• **EXERCISE OBJECTIVE**
In the listing below, locate the lines that hold "Táborszky" and copy them.

• **GIVEN DATA**

=======

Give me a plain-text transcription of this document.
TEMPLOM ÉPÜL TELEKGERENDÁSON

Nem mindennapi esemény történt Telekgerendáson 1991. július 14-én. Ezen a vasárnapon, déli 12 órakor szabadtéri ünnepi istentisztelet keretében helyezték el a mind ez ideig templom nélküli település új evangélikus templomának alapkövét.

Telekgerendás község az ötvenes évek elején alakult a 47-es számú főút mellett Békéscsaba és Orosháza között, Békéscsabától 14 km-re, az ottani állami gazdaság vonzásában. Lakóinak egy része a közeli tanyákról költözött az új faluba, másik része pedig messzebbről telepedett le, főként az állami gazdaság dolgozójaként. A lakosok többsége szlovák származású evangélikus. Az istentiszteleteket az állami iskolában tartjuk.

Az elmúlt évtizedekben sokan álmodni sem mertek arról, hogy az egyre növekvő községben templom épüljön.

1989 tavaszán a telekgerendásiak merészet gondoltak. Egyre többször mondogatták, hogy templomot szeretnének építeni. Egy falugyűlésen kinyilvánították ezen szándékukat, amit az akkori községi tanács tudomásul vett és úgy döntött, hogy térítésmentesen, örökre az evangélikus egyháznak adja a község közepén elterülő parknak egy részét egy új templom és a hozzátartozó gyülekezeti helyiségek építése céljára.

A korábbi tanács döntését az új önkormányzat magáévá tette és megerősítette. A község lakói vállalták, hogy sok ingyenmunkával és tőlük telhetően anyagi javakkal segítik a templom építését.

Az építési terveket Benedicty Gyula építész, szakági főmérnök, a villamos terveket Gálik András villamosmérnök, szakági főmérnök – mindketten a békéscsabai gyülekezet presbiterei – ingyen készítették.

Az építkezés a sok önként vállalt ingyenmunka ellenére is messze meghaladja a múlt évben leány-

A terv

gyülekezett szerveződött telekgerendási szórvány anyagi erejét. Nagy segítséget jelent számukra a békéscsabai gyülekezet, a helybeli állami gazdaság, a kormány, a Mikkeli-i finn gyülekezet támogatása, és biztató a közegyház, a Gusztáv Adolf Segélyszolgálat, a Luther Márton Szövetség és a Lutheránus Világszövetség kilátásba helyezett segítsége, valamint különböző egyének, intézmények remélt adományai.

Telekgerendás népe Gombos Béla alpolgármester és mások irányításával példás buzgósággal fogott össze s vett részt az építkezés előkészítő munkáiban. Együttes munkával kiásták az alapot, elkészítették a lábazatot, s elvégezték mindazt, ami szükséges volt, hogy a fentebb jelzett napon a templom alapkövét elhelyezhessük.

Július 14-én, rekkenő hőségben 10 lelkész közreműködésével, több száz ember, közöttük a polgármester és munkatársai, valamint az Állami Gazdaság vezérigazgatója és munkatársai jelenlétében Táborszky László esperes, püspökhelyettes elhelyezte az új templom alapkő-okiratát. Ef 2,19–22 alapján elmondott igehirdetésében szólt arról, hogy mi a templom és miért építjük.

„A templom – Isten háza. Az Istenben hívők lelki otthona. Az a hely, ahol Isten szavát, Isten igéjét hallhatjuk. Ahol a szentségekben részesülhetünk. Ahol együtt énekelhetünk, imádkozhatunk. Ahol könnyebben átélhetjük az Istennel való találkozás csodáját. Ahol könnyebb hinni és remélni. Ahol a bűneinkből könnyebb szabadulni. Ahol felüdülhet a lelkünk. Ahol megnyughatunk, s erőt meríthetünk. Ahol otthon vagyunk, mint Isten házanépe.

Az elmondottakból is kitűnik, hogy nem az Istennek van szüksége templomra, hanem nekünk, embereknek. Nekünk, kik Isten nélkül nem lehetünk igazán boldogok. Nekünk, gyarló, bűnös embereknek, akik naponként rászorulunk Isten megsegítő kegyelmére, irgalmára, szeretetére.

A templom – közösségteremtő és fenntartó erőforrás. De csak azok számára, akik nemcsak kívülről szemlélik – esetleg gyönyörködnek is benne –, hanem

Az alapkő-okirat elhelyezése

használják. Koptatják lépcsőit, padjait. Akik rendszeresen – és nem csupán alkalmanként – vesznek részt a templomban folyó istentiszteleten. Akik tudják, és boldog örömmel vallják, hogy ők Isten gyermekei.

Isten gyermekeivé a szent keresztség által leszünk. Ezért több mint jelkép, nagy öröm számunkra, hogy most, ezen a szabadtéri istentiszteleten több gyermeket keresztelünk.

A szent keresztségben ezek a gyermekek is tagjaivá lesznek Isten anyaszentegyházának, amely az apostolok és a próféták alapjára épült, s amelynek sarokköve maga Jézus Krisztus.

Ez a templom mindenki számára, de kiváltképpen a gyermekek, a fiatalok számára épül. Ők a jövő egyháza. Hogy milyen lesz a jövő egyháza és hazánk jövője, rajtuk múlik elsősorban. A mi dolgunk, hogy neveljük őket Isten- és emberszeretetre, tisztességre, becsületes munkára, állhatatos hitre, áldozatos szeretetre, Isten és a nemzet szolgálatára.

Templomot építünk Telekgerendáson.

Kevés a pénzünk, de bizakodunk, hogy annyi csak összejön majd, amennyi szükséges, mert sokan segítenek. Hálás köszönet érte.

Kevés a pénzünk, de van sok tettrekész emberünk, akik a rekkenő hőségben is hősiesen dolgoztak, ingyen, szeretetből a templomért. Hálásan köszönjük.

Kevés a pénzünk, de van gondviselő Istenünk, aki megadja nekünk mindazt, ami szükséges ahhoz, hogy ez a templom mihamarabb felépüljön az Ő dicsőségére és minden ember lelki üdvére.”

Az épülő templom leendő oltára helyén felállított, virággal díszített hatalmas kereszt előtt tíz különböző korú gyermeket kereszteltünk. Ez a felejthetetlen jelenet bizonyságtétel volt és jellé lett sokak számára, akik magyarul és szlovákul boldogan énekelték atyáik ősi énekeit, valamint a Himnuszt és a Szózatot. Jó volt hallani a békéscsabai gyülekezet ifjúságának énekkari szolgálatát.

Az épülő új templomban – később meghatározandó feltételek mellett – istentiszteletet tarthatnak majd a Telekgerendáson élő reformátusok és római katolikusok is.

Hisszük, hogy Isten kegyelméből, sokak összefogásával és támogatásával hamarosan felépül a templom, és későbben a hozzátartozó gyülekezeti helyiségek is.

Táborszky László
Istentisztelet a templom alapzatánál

=======

• **FULL ANSWER**
Július 14-én, rekkenő hőségben 10 lelkész közreműködésével, több száz ember, közöttük a polgármester és munkatársai, valamint az Állami Gazdaság vezérigazgatója és munkatársai jelenlétében Táborszky László esperes, püspökhelyettes elhelyezte az új templom alapkő-okiratát. Ef 2,19–22 alapján elmondott igehirdetésében szólt arról, hogy mi a templom és miért építjük.
Táborszky László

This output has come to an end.